EXERCISE REQUIREMENTS
All lines featuring the string "Forecast" are to be listed.

— start of RECORDS FOR PROCESSING —

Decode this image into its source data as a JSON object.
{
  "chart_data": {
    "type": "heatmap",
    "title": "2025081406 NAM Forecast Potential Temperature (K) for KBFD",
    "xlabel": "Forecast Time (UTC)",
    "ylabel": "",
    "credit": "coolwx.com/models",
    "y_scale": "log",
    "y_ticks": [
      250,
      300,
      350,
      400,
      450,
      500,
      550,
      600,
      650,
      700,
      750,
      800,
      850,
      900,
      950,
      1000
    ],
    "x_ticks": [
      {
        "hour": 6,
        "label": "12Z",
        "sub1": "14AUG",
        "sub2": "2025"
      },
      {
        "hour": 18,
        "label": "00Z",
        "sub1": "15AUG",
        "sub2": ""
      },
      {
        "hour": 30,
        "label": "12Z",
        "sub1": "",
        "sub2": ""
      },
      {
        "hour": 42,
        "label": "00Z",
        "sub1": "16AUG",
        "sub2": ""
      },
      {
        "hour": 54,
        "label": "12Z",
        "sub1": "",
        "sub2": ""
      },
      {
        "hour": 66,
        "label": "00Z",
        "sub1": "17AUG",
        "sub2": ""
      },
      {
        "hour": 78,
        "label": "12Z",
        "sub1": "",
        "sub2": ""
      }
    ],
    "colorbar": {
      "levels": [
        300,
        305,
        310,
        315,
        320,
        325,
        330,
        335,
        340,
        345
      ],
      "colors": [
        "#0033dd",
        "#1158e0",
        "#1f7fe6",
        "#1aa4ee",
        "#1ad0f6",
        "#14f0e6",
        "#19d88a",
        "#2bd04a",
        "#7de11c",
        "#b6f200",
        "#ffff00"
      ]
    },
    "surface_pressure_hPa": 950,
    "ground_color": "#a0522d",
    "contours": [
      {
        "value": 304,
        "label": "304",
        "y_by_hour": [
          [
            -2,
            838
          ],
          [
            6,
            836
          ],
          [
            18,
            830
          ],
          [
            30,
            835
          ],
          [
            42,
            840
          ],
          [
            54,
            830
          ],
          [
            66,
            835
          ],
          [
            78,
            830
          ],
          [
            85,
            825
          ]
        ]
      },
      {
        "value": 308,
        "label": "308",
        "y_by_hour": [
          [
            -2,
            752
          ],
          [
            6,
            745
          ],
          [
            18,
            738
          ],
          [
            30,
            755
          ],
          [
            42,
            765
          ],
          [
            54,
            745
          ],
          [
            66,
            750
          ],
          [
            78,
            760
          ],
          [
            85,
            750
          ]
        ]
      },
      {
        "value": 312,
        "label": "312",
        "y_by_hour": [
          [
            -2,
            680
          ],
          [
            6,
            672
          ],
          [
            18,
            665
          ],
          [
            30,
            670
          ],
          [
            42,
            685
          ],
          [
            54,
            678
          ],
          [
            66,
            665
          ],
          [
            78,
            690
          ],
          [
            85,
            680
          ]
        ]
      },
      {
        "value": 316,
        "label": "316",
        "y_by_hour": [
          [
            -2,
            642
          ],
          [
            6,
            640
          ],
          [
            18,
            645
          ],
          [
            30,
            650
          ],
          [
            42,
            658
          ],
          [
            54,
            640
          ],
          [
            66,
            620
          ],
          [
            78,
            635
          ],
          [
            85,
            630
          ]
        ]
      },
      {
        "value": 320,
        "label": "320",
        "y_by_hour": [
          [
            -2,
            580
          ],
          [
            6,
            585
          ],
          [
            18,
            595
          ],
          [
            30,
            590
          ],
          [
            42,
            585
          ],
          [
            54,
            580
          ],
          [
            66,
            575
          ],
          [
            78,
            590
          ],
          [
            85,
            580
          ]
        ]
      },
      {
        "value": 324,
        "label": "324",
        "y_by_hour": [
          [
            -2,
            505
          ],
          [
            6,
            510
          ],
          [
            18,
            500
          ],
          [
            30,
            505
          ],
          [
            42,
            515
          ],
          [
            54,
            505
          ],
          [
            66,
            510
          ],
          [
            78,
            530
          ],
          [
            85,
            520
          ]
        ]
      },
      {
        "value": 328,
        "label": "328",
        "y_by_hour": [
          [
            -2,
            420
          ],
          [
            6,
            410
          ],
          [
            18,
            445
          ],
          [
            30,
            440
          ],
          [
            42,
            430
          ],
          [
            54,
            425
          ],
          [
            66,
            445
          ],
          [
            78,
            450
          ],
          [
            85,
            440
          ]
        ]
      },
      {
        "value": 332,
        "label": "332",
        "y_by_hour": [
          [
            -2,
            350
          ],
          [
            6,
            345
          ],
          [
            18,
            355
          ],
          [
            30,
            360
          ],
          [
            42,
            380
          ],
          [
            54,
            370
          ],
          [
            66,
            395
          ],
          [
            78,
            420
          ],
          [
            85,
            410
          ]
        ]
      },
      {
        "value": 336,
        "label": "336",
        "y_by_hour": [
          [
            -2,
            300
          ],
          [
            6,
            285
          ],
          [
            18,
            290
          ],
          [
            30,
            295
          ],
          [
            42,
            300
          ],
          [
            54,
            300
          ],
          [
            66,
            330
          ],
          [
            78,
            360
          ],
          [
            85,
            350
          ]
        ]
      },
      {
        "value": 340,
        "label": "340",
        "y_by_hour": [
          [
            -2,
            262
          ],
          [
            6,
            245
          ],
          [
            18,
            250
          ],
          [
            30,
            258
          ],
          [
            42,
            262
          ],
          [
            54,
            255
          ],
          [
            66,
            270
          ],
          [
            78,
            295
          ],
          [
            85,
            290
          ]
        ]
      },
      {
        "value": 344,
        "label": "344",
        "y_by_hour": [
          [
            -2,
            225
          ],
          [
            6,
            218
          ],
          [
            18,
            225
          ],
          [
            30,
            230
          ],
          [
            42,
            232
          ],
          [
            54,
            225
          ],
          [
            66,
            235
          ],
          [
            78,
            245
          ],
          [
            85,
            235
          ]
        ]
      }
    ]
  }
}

— end of RECORDS FOR PROCESSING —

COMPLETED EXERCISE
    "title": "2025081406 NAM Forecast Potential Temperature (K) for KBFD",
    "xlabel": "Forecast Time (UTC)",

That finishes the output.